(Stored dataset items)
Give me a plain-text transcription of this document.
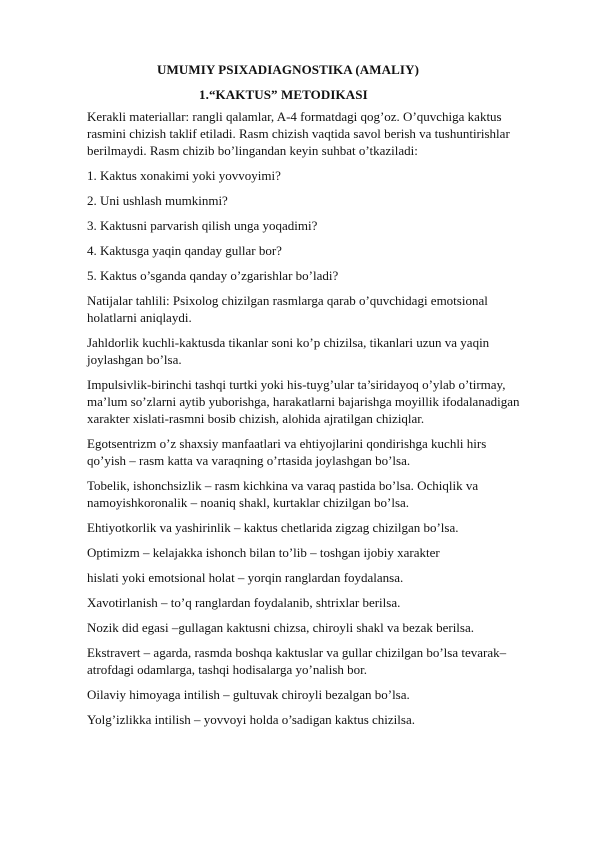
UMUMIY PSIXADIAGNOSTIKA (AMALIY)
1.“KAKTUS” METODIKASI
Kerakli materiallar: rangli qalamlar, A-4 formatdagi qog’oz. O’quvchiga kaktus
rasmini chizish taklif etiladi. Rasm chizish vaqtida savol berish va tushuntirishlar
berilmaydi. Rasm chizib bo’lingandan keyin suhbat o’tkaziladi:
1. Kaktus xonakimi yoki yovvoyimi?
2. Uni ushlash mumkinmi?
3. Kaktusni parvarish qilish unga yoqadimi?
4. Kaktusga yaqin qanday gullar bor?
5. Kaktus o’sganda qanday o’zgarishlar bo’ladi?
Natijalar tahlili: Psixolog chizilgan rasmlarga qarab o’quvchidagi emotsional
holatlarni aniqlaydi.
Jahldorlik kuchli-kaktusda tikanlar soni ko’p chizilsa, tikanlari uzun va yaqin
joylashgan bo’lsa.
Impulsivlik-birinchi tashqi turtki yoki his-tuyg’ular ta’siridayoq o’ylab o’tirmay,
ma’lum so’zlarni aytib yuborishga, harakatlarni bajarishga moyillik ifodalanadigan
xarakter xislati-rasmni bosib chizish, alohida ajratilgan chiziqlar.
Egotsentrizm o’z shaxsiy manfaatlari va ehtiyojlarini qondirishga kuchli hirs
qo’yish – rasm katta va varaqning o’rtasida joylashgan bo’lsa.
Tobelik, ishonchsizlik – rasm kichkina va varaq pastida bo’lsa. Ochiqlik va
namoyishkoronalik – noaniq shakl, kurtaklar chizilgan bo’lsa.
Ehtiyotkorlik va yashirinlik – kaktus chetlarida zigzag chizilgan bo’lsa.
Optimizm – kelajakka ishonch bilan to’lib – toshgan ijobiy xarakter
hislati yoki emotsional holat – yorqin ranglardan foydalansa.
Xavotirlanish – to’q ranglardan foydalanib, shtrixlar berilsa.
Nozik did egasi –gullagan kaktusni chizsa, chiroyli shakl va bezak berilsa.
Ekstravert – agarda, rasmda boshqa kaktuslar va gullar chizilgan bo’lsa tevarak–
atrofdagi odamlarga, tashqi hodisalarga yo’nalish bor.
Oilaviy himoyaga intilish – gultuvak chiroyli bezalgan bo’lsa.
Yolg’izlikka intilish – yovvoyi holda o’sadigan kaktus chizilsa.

* BRIEF *
Copy the records above exactly, leaving out every picture.

* ANSWER TO THE EXERCISE *
Give me a plain-text transcription of this document.
UMUMIY PSIXADIAGNOSTIKA (AMALIY)
1.“KAKTUS” METODIKASI
Kerakli materiallar: rangli qalamlar, A-4 formatdagi qog’oz. O’quvchiga kaktus
rasmini chizish taklif etiladi. Rasm chizish vaqtida savol berish va tushuntirishlar
berilmaydi. Rasm chizib bo’lingandan keyin suhbat o’tkaziladi:
1. Kaktus xonakimi yoki yovvoyimi?
2. Uni ushlash mumkinmi?
3. Kaktusni parvarish qilish unga yoqadimi?
4. Kaktusga yaqin qanday gullar bor?
5. Kaktus o’sganda qanday o’zgarishlar bo’ladi?
Natijalar tahlili: Psixolog chizilgan rasmlarga qarab o’quvchidagi emotsional
holatlarni aniqlaydi.
Jahldorlik kuchli-kaktusda tikanlar soni ko’p chizilsa, tikanlari uzun va yaqin
joylashgan bo’lsa.
Impulsivlik-birinchi tashqi turtki yoki his-tuyg’ular ta’siridayoq o’ylab o’tirmay,
ma’lum so’zlarni aytib yuborishga, harakatlarni bajarishga moyillik ifodalanadigan
xarakter xislati-rasmni bosib chizish, alohida ajratilgan chiziqlar.
Egotsentrizm o’z shaxsiy manfaatlari va ehtiyojlarini qondirishga kuchli hirs
qo’yish – rasm katta va varaqning o’rtasida joylashgan bo’lsa.
Tobelik, ishonchsizlik – rasm kichkina va varaq pastida bo’lsa. Ochiqlik va
namoyishkoronalik – noaniq shakl, kurtaklar chizilgan bo’lsa.
Ehtiyotkorlik va yashirinlik – kaktus chetlarida zigzag chizilgan bo’lsa.
Optimizm – kelajakka ishonch bilan to’lib – toshgan ijobiy xarakter
hislati yoki emotsional holat – yorqin ranglardan foydalansa.
Xavotirlanish – to’q ranglardan foydalanib, shtrixlar berilsa.
Nozik did egasi –gullagan kaktusni chizsa, chiroyli shakl va bezak berilsa.
Ekstravert – agarda, rasmda boshqa kaktuslar va gullar chizilgan bo’lsa tevarak–
atrofdagi odamlarga, tashqi hodisalarga yo’nalish bor.
Oilaviy himoyaga intilish – gultuvak chiroyli bezalgan bo’lsa.
Yolg’izlikka intilish – yovvoyi holda o’sadigan kaktus chizilsa.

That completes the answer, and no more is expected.